GOAL ▸ Output the entries word for word. Omit images.

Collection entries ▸
:::::

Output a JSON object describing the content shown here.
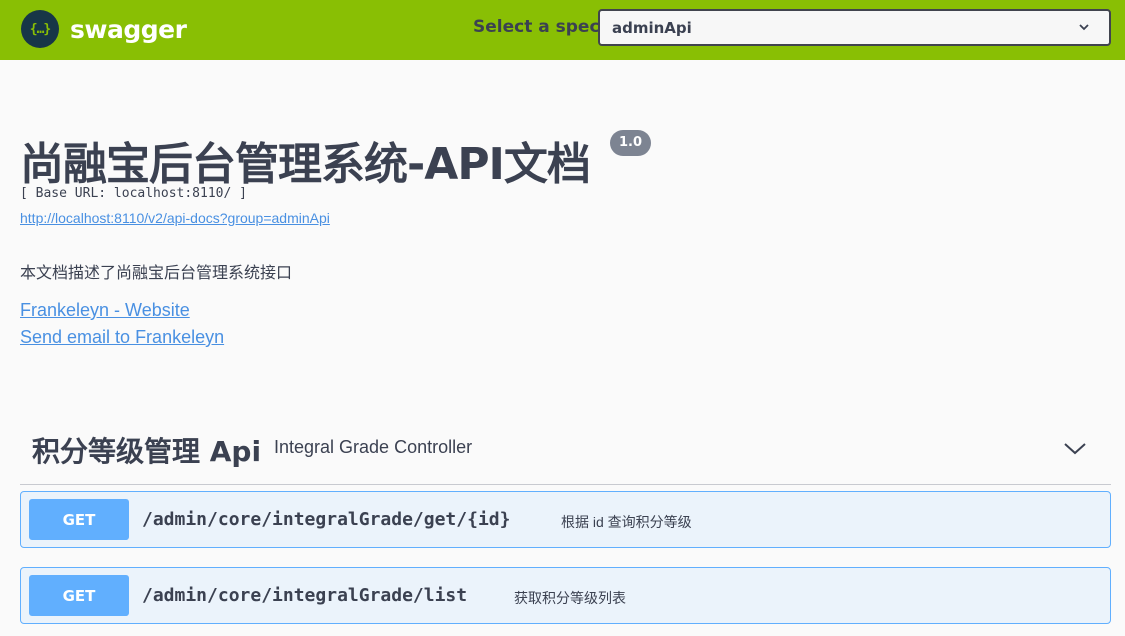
{
  "topbar": {
    "logo_glyph": "{…}",
    "logo_text": "swagger",
    "spec_label": "Select a spec",
    "spec_selected": "adminApi",
    "background": "#89bf04"
  },
  "info": {
    "title": "尚融宝后台管理系统-API文档",
    "version": "1.0",
    "base_url": "[ Base URL: localhost:8110/ ]",
    "api_docs_url": "http://localhost:8110/v2/api-docs?group=adminApi",
    "description": "本文档描述了尚融宝后台管理系统接口",
    "contact_website": "Frankeleyn - Website",
    "contact_email": "Send email to Frankeleyn"
  },
  "tag": {
    "name": "积分等级管理 Api",
    "description": "Integral Grade Controller",
    "icon": "chevron-down-icon"
  },
  "operations": [
    {
      "method": "GET",
      "path": "/admin/core/integralGrade/get/{id}",
      "summary": "根据 id 查询积分等级",
      "color": "#61affe"
    },
    {
      "method": "GET",
      "path": "/admin/core/integralGrade/list",
      "summary": "获取积分等级列表",
      "color": "#61affe"
    }
  ]
}
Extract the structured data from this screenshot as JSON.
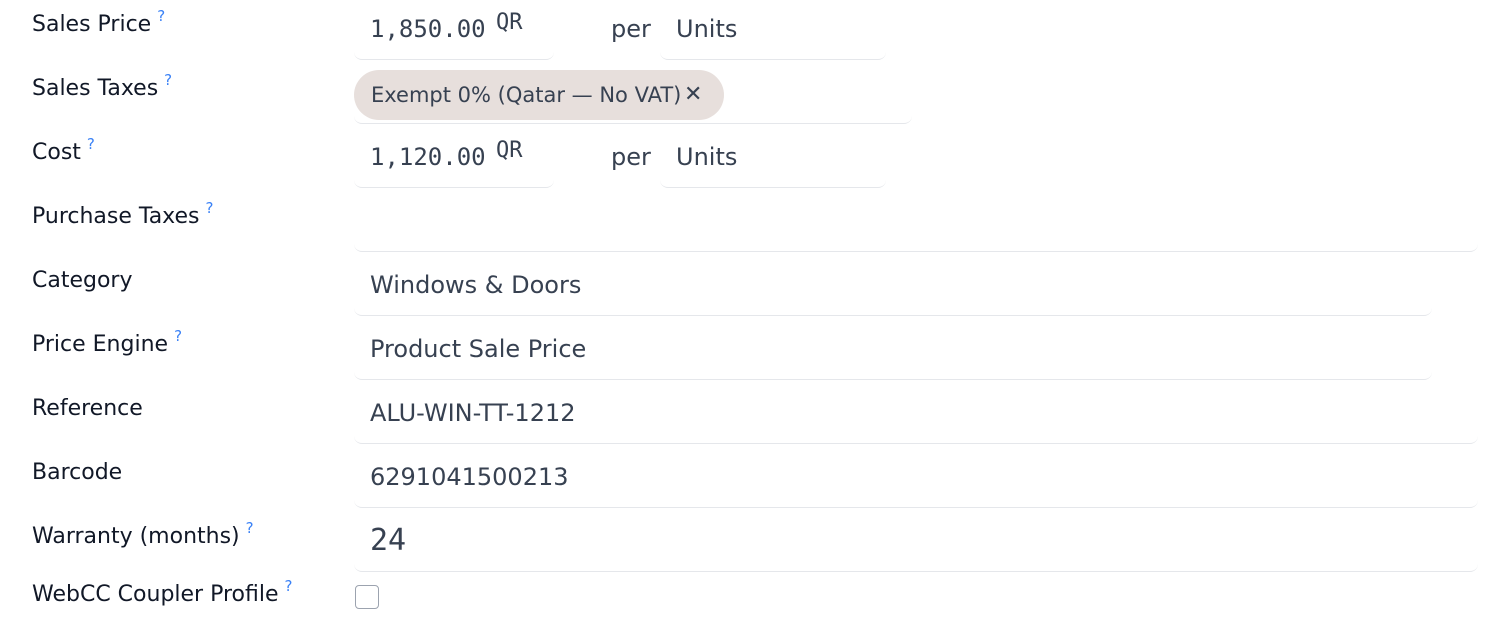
{
  "help_mark": "?",
  "sales_price": {
    "label": "Sales Price",
    "value": "1,850.00",
    "currency": "QR",
    "per": "per",
    "uom": "Units"
  },
  "sales_taxes": {
    "label": "Sales Taxes",
    "tags": [
      "Exempt 0% (Qatar — No VAT)"
    ],
    "remove_glyph": "✕"
  },
  "cost": {
    "label": "Cost",
    "value": "1,120.00",
    "currency": "QR",
    "per": "per",
    "uom": "Units"
  },
  "purchase_taxes": {
    "label": "Purchase Taxes",
    "value": ""
  },
  "category": {
    "label": "Category",
    "value": "Windows & Doors"
  },
  "price_engine": {
    "label": "Price Engine",
    "value": "Product Sale Price"
  },
  "reference": {
    "label": "Reference",
    "value": "ALU-WIN-TT-1212"
  },
  "barcode": {
    "label": "Barcode",
    "value": "6291041500213"
  },
  "warranty": {
    "label": "Warranty (months)",
    "value": "24"
  },
  "webcc": {
    "label": "WebCC Coupler Profile",
    "checked": false
  }
}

:::::

RESPONSE FOR THIS EXERCISE ▸
Output a JSON object describing the content shown here.
{
  "topbar": {
    "logo_glyph": "{…}",
    "logo_text": "swagger",
    "spec_label": "Select a spec",
    "spec_selected": "adminApi",
    "background": "#89bf04"
  },
  "info": {
    "title": "尚融宝后台管理系统-API文档",
    "version": "1.0",
    "base_url": "[ Base URL: localhost:8110/ ]",
    "api_docs_url": "http://localhost:8110/v2/api-docs?group=adminApi",
    "description": "本文档描述了尚融宝后台管理系统接口",
    "contact_website": "Frankeleyn - Website",
    "contact_email": "Send email to Frankeleyn"
  },
  "tag": {
    "name": "积分等级管理 Api",
    "description": "Integral Grade Controller",
    "icon": "chevron-down-icon"
  },
  "operations": [
    {
      "method": "GET",
      "path": "/admin/core/integralGrade/get/{id}",
      "summary": "根据 id 查询积分等级",
      "color": "#61affe"
    },
    {
      "method": "GET",
      "path": "/admin/core/integralGrade/list",
      "summary": "获取积分等级列表",
      "color": "#61affe"
    }
  ]
}
Extract the structured data from this screenshot as JSON.
{
  "help_mark": "?",
  "sales_price": {
    "label": "Sales Price",
    "value": "1,850.00",
    "currency": "QR",
    "per": "per",
    "uom": "Units"
  },
  "sales_taxes": {
    "label": "Sales Taxes",
    "tags": [
      "Exempt 0% (Qatar — No VAT)"
    ],
    "remove_glyph": "✕"
  },
  "cost": {
    "label": "Cost",
    "value": "1,120.00",
    "currency": "QR",
    "per": "per",
    "uom": "Units"
  },
  "purchase_taxes": {
    "label": "Purchase Taxes",
    "value": ""
  },
  "category": {
    "label": "Category",
    "value": "Windows & Doors"
  },
  "price_engine": {
    "label": "Price Engine",
    "value": "Product Sale Price"
  },
  "reference": {
    "label": "Reference",
    "value": "ALU-WIN-TT-1212"
  },
  "barcode": {
    "label": "Barcode",
    "value": "6291041500213"
  },
  "warranty": {
    "label": "Warranty (months)",
    "value": "24"
  },
  "webcc": {
    "label": "WebCC Coupler Profile",
    "checked": false
  }
}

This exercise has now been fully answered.